## EXERCISE BRIEF
Look over the entries that follow and work out how many lines contain "content". State the number only.

## WORKING DATA
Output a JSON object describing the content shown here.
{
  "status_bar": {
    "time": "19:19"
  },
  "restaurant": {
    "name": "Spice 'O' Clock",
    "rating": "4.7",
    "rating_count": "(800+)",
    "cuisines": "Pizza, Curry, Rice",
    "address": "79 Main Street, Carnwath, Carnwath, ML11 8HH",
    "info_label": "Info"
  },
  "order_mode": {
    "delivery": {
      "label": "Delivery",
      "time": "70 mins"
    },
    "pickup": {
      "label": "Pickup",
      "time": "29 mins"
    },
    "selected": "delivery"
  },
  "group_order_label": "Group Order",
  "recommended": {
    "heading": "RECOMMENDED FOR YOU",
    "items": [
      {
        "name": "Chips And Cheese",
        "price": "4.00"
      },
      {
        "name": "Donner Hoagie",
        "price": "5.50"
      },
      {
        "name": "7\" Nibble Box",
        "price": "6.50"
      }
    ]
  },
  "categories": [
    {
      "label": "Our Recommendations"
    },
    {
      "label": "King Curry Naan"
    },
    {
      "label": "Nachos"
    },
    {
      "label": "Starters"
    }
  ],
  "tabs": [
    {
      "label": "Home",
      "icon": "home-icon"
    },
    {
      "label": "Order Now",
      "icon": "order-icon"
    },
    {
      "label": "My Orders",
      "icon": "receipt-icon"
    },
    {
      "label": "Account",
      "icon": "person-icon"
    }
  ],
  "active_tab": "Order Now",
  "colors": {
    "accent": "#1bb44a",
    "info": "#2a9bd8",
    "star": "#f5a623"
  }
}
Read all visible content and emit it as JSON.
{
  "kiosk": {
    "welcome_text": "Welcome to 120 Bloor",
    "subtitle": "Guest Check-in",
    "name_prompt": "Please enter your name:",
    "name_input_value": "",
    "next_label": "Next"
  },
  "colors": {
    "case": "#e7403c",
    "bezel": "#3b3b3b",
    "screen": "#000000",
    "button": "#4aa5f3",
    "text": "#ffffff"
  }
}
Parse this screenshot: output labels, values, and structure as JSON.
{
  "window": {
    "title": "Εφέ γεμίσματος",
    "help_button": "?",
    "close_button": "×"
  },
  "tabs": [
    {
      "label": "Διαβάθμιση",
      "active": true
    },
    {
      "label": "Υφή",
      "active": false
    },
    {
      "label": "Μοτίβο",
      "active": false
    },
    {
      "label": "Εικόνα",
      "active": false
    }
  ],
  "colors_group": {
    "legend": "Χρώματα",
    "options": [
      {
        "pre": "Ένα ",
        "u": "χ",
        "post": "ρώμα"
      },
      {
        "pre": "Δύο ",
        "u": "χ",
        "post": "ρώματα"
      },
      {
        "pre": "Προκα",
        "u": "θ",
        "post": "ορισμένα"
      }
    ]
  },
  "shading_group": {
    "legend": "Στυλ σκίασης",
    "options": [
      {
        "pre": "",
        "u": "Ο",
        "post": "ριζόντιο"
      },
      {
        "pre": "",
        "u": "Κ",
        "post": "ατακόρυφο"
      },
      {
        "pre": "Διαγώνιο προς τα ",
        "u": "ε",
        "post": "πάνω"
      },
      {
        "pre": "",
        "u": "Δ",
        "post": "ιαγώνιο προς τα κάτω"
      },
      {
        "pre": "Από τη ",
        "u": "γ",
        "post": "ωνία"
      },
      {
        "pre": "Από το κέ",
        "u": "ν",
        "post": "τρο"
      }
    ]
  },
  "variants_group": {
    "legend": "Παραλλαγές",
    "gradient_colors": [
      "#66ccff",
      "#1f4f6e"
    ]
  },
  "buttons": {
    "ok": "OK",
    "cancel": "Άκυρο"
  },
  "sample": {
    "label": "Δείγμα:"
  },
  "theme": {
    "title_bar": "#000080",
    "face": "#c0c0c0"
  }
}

## RESPONSE TO THIS EXERCISE
2